## What you should do
In the entries below, identify every line with the string "超大功率风力发电机组高强度空心主轴技术规范" and copy it.

## Material shown
#####
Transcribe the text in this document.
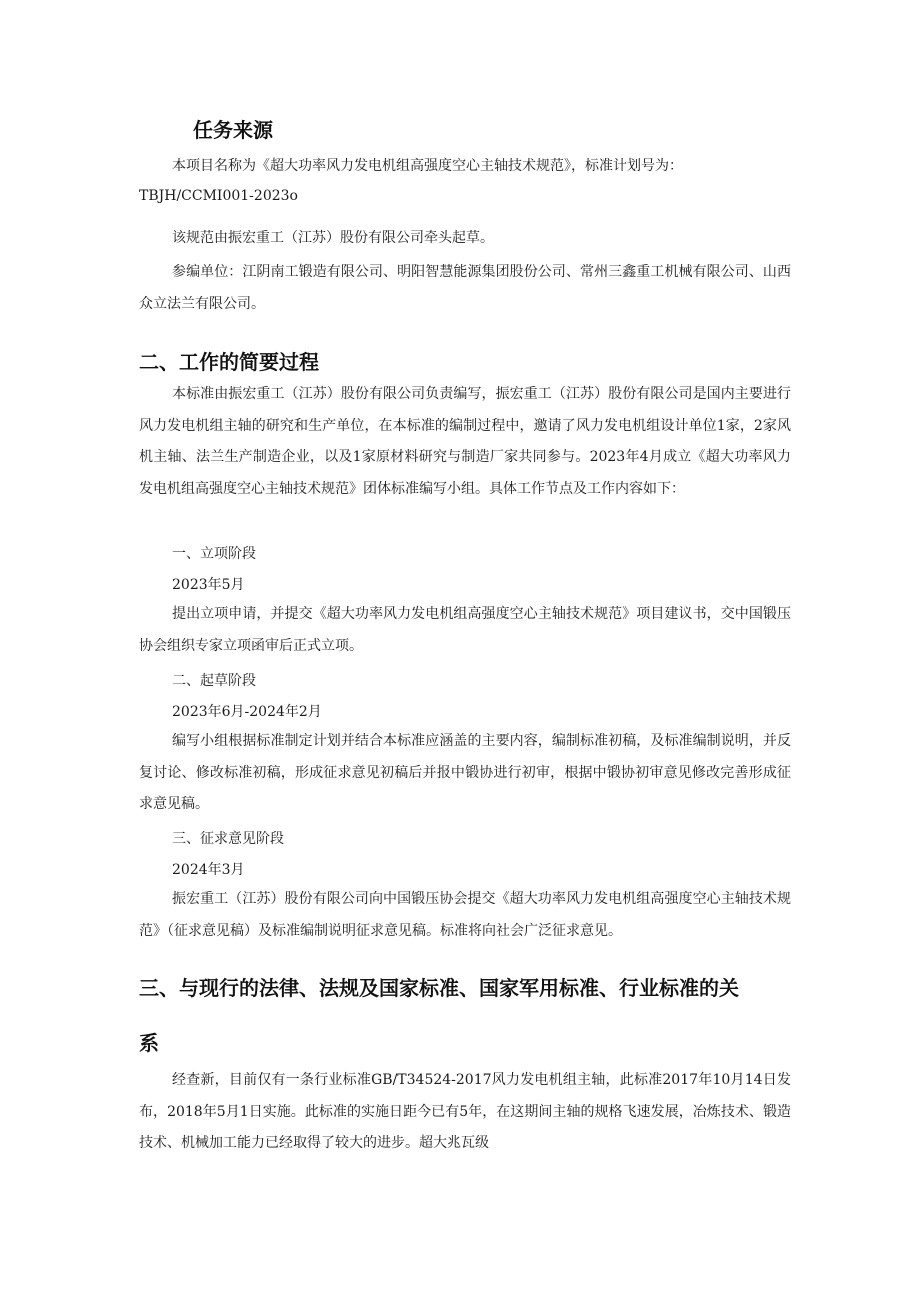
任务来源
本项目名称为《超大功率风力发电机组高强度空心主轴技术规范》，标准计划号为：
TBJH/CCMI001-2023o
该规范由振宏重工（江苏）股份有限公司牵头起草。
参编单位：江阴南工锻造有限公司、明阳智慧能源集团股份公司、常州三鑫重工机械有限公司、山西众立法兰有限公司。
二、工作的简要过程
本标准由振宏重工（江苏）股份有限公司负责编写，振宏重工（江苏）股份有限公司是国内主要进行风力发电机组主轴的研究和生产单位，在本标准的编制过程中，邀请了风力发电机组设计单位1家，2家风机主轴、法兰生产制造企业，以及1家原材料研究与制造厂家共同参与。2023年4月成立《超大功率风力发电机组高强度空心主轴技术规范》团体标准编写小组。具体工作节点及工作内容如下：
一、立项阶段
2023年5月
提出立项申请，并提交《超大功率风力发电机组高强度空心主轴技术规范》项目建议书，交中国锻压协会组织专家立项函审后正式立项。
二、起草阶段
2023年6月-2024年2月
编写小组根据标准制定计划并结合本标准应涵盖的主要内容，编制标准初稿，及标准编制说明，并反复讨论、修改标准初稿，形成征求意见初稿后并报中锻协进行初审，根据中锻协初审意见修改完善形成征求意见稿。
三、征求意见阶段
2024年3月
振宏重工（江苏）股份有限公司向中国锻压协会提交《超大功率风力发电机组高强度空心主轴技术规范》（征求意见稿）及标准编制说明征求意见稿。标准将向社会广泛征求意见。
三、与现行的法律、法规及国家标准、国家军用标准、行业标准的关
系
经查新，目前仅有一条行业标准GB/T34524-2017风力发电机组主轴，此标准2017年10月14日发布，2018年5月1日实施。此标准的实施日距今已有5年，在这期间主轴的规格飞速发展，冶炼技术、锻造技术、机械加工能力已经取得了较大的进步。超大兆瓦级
#####
## Finished answer
本项目名称为《超大功率风力发电机组高强度空心主轴技术规范》，标准计划号为：
本标准由振宏重工（江苏）股份有限公司负责编写，振宏重工（江苏）股份有限公司是国内主要进行风力发电机组主轴的研究和生产单位，在本标准的编制过程中，邀请了风力发电机组设计单位1家，2家风机主轴、法兰生产制造企业，以及1家原材料研究与制造厂家共同参与。2023年4月成立《超大功率风力发电机组高强度空心主轴技术规范》团体标准编写小组。具体工作节点及工作内容如下：
提出立项申请，并提交《超大功率风力发电机组高强度空心主轴技术规范》项目建议书，交中国锻压协会组织专家立项函审后正式立项。
振宏重工（江苏）股份有限公司向中国锻压协会提交《超大功率风力发电机组高强度空心主轴技术规范》（征求意见稿）及标准编制说明征求意见稿。标准将向社会广泛征求意见。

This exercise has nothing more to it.